══ Provided entries
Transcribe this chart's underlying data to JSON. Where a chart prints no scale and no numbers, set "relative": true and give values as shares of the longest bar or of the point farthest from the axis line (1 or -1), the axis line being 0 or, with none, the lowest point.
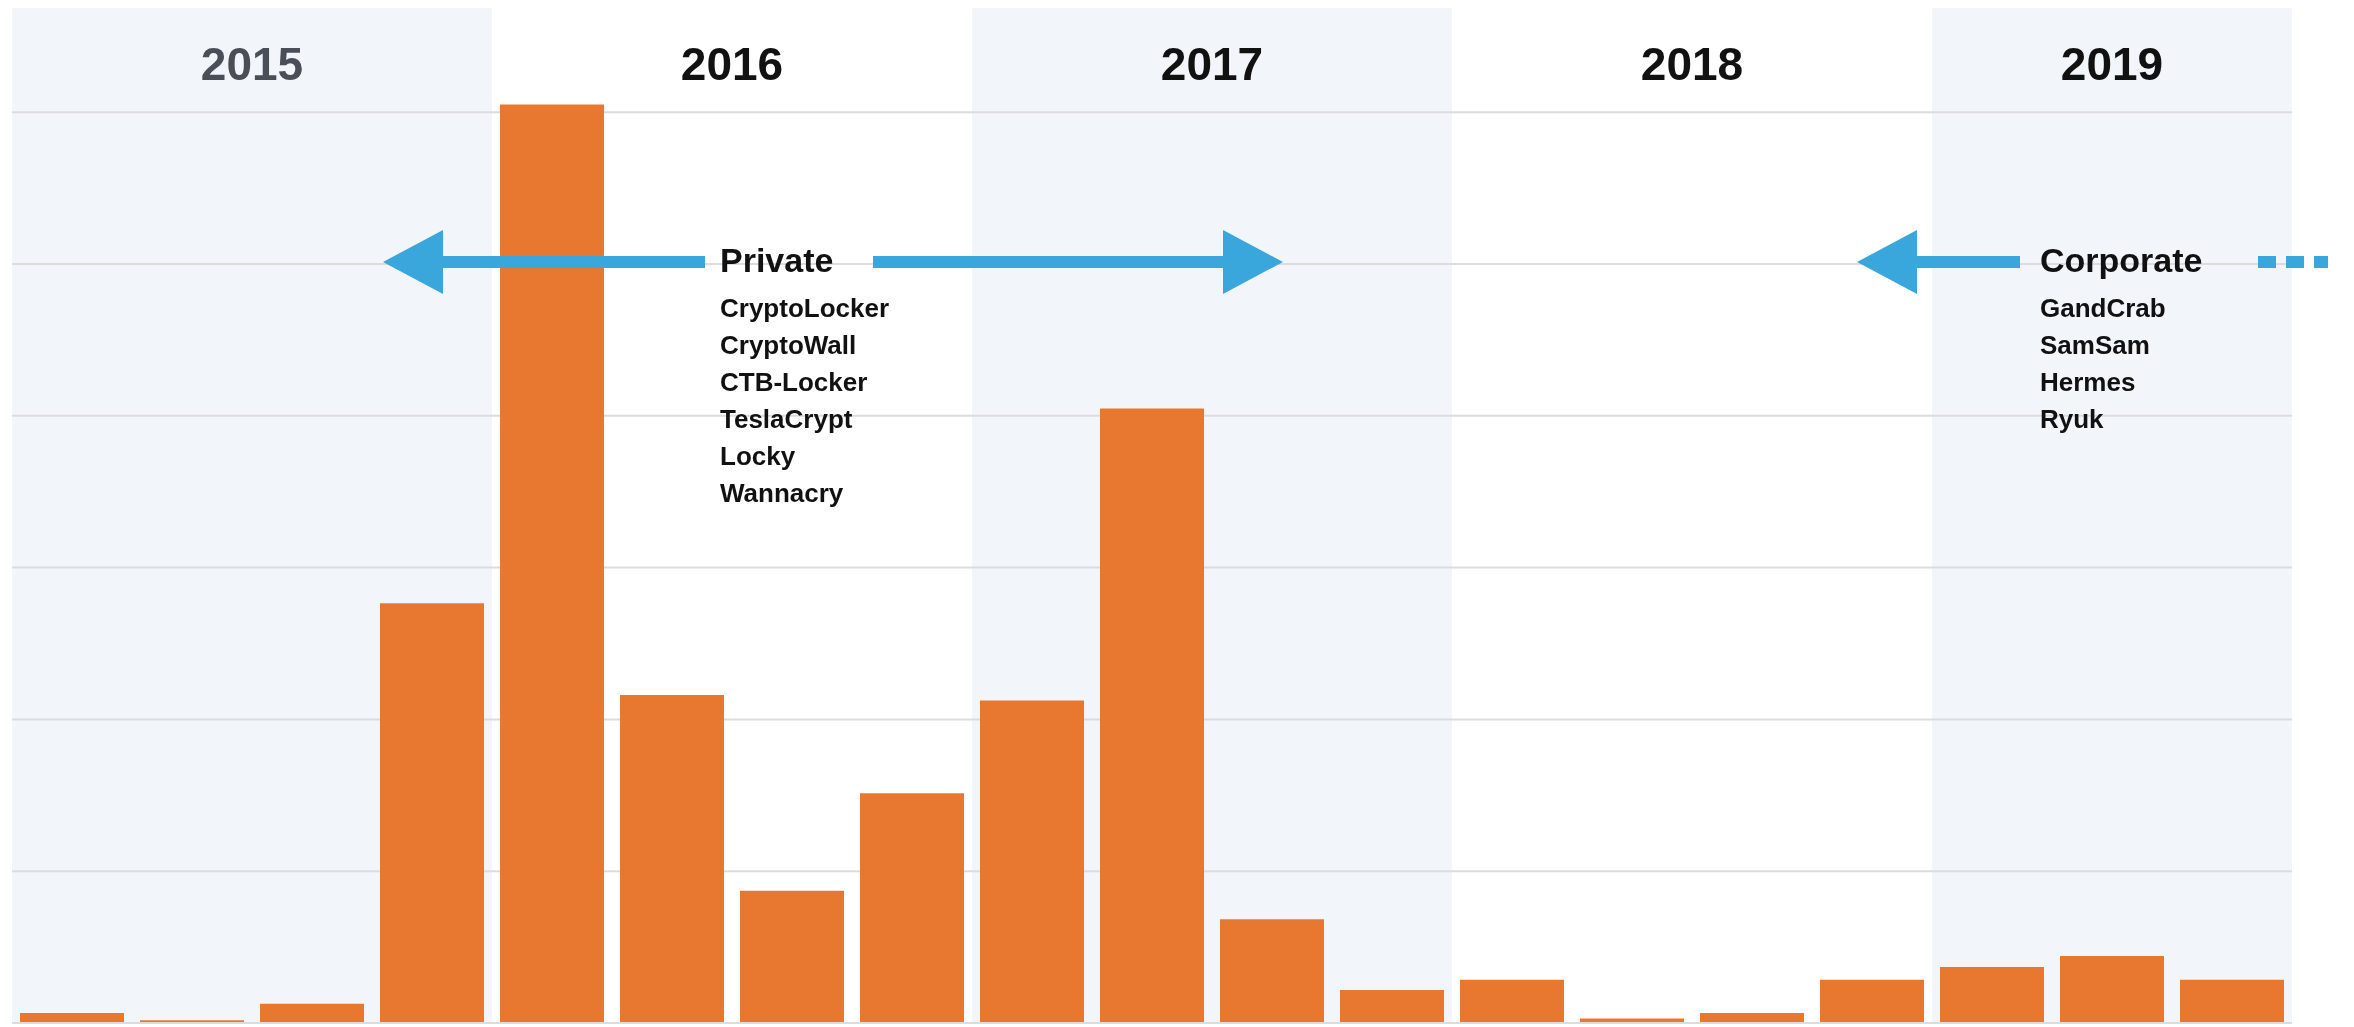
{
  "chart_data": {
    "type": "bar",
    "relative": true,
    "categories": [
      null,
      null,
      null,
      null,
      null,
      null,
      null,
      null,
      null,
      null,
      null,
      null,
      null,
      null,
      null,
      null,
      null,
      null,
      null
    ],
    "values": [
      0.011,
      0.003,
      0.021,
      0.457,
      1,
      0.357,
      0.144,
      0.25,
      0.351,
      0.669,
      0.113,
      0.036,
      0.047,
      0.005,
      0.011,
      0.047,
      0.061,
      0.073,
      0.047
    ],
    "color": "#e8782f",
    "annotations": [
      "2015",
      "2016",
      "2017",
      "2018",
      "2019",
      "Private",
      "CryptoLocker",
      "CryptoWall",
      "CTB-Locker",
      "TeslaCrypt",
      "Locky",
      "Wannacry",
      "Corporate",
      "GandCrab",
      "SamSam",
      "Hermes",
      "Ryuk"
    ],
    "grid": "y"
  }
}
════
Transcribe the records above exactly, leaving out every picture.

Exercise response:
Transcribe this chart's underlying data to JSON. Where a chart prints no scale and no numbers, set "relative": true and give values as shares of the longest bar or of the point farthest from the axis line (1 or -1), the axis line being 0 or, with none, the lowest point.
{
  "chart_data": {
    "type": "bar",
    "relative": true,
    "categories": [
      null,
      null,
      null,
      null,
      null,
      null,
      null,
      null,
      null,
      null,
      null,
      null,
      null,
      null,
      null,
      null,
      null,
      null,
      null
    ],
    "values": [
      0.011,
      0.003,
      0.021,
      0.457,
      1,
      0.357,
      0.144,
      0.25,
      0.351,
      0.669,
      0.113,
      0.036,
      0.047,
      0.005,
      0.011,
      0.047,
      0.061,
      0.073,
      0.047
    ],
    "color": "#e8782f",
    "annotations": [
      "2015",
      "2016",
      "2017",
      "2018",
      "2019",
      "Private",
      "CryptoLocker",
      "CryptoWall",
      "CTB-Locker",
      "TeslaCrypt",
      "Locky",
      "Wannacry",
      "Corporate",
      "GandCrab",
      "SamSam",
      "Hermes",
      "Ryuk"
    ],
    "grid": "y"
  }
}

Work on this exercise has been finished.